WORK REQUIRED: Copy each line with the word "type" in it.

RECORDS SHOWN:
═══

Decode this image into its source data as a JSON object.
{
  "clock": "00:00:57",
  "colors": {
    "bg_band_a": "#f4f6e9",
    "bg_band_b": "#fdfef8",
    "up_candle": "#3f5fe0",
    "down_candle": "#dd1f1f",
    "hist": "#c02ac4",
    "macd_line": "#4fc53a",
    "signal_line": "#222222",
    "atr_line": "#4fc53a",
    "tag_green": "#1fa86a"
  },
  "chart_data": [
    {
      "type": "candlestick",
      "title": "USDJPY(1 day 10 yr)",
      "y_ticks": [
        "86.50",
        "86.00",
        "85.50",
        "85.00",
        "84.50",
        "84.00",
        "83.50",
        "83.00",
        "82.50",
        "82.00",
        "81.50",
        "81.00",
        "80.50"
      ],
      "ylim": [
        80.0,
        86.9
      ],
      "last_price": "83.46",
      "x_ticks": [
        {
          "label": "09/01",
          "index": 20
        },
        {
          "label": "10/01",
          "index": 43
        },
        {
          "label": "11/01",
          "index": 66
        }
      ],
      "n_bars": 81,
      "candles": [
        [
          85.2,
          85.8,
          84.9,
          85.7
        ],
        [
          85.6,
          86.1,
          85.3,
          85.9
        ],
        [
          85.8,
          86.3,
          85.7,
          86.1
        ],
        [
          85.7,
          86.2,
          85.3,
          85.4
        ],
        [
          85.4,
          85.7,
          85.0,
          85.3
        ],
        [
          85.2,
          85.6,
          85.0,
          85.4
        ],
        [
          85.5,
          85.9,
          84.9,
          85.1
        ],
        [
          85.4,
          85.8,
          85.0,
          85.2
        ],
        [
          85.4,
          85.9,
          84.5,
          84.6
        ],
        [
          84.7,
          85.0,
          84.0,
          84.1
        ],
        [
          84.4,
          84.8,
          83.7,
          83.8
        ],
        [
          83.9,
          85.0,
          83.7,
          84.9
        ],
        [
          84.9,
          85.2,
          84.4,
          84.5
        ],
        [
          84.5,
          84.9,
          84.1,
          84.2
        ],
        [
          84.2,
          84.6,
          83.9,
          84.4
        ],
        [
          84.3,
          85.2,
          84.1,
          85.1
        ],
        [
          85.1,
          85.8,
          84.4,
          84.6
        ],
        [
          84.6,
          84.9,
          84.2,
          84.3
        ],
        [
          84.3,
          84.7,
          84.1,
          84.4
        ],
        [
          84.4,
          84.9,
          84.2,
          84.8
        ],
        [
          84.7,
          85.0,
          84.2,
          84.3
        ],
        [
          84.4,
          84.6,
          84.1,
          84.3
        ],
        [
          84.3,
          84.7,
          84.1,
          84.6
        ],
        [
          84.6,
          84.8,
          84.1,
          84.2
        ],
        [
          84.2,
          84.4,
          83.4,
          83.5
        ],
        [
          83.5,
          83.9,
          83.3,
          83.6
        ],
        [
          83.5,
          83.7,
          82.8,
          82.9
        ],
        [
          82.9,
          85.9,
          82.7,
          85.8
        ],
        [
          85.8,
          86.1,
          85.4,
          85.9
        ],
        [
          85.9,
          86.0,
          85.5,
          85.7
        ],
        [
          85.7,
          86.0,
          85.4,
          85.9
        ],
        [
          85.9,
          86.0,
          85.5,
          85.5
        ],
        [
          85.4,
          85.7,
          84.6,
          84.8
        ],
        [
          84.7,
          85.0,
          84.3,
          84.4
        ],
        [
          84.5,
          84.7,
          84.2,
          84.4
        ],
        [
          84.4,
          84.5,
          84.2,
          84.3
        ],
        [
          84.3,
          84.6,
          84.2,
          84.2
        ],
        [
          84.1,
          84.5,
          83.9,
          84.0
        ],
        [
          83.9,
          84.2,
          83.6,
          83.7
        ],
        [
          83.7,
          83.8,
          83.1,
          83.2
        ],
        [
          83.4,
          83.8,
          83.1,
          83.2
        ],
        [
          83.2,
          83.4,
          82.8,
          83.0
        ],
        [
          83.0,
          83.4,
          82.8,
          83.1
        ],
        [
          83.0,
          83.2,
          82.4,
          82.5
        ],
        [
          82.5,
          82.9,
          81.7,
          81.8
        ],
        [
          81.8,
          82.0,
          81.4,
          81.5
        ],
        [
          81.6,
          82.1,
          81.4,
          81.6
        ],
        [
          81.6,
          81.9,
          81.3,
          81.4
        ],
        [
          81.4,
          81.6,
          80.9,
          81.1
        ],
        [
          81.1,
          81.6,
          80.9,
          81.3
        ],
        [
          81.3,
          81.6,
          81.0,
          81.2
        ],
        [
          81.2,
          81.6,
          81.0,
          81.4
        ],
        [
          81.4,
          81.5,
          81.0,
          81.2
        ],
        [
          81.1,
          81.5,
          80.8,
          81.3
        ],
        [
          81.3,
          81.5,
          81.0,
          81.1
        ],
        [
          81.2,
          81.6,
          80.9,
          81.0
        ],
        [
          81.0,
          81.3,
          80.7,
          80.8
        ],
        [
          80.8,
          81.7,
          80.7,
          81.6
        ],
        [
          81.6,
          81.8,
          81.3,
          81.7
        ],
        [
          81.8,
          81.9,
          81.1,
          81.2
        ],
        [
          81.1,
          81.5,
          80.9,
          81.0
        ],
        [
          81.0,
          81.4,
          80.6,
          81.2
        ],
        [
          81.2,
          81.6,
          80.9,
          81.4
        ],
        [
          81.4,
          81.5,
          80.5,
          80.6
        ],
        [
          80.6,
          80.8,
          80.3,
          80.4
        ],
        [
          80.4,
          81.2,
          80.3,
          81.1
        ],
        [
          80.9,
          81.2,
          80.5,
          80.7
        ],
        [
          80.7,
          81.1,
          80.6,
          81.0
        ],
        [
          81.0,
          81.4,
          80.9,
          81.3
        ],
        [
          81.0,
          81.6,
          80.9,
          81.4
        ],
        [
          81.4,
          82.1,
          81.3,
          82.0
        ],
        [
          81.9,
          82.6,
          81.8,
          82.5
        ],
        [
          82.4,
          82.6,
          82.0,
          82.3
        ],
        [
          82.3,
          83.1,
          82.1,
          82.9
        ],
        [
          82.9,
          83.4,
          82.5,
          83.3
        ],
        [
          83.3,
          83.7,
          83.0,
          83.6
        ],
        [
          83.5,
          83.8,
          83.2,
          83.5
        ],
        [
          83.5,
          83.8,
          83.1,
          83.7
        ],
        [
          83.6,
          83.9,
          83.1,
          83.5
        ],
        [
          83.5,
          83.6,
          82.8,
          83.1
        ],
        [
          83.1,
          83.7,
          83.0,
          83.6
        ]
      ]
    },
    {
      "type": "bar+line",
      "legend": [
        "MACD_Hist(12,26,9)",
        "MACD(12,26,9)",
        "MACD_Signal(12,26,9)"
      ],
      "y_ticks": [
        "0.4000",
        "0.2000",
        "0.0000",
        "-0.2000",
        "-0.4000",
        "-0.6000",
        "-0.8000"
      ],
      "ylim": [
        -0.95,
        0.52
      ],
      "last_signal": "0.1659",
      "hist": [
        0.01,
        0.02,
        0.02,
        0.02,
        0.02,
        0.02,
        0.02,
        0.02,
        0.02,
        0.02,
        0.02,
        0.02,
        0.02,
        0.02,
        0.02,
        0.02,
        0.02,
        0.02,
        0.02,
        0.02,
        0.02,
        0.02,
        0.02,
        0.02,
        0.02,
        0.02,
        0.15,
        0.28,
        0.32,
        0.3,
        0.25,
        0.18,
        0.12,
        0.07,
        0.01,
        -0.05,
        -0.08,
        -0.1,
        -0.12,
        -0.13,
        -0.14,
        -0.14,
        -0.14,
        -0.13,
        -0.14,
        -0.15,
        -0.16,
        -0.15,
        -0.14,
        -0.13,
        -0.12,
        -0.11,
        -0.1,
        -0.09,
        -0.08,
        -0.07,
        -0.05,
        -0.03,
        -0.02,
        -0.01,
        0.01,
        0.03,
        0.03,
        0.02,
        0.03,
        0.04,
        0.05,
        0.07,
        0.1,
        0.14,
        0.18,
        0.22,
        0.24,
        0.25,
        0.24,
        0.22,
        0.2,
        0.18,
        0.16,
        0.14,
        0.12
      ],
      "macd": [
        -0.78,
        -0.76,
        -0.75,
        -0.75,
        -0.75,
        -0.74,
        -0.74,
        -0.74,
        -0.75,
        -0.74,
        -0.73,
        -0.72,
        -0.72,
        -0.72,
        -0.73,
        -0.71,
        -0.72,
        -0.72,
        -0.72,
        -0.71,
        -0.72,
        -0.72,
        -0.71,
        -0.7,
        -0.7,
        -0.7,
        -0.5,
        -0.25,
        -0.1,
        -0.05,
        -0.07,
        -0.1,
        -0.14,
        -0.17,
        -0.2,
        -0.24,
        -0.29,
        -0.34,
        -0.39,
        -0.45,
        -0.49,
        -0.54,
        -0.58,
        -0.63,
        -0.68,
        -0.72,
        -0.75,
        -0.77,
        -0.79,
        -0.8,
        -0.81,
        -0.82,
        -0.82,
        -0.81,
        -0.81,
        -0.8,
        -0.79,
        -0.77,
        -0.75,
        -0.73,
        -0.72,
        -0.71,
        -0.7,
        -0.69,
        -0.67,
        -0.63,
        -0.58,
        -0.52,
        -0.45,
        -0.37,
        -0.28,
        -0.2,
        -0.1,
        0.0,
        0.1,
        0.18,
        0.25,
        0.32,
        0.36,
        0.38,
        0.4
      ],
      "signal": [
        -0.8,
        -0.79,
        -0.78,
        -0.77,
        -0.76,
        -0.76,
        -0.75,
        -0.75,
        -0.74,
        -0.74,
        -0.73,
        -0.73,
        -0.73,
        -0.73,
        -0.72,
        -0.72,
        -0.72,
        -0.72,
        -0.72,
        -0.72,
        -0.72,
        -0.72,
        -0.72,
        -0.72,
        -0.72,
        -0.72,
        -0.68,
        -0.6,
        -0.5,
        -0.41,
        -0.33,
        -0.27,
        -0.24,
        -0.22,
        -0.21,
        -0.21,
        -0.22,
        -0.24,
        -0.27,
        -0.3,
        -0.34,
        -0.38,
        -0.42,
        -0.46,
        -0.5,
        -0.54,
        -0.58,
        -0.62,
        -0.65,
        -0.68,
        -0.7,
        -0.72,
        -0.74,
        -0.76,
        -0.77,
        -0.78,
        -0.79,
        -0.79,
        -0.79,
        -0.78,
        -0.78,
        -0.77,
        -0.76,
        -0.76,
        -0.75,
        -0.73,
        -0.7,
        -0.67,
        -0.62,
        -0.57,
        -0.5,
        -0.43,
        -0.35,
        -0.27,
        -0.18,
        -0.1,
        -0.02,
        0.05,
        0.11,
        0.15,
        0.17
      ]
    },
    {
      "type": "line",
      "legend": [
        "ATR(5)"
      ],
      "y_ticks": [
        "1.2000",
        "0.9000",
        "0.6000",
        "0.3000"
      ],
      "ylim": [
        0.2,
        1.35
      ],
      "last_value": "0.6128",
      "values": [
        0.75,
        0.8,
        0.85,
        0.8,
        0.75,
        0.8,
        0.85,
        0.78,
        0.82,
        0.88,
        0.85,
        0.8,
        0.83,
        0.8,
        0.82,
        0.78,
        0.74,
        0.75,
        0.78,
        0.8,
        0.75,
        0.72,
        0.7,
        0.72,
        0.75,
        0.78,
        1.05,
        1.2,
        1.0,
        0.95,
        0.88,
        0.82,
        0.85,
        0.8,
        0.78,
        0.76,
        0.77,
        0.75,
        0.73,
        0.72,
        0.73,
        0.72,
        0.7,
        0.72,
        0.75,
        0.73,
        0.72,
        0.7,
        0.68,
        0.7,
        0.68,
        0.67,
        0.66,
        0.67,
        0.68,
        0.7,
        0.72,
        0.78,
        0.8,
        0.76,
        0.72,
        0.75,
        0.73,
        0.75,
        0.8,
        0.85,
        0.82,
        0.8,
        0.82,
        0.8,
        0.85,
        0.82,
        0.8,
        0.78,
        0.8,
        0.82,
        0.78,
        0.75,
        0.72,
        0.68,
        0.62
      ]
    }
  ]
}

═══

EXERCISE OUTPUT:
      "type": "candlestick",
      "type": "bar+line",
      "type": "line",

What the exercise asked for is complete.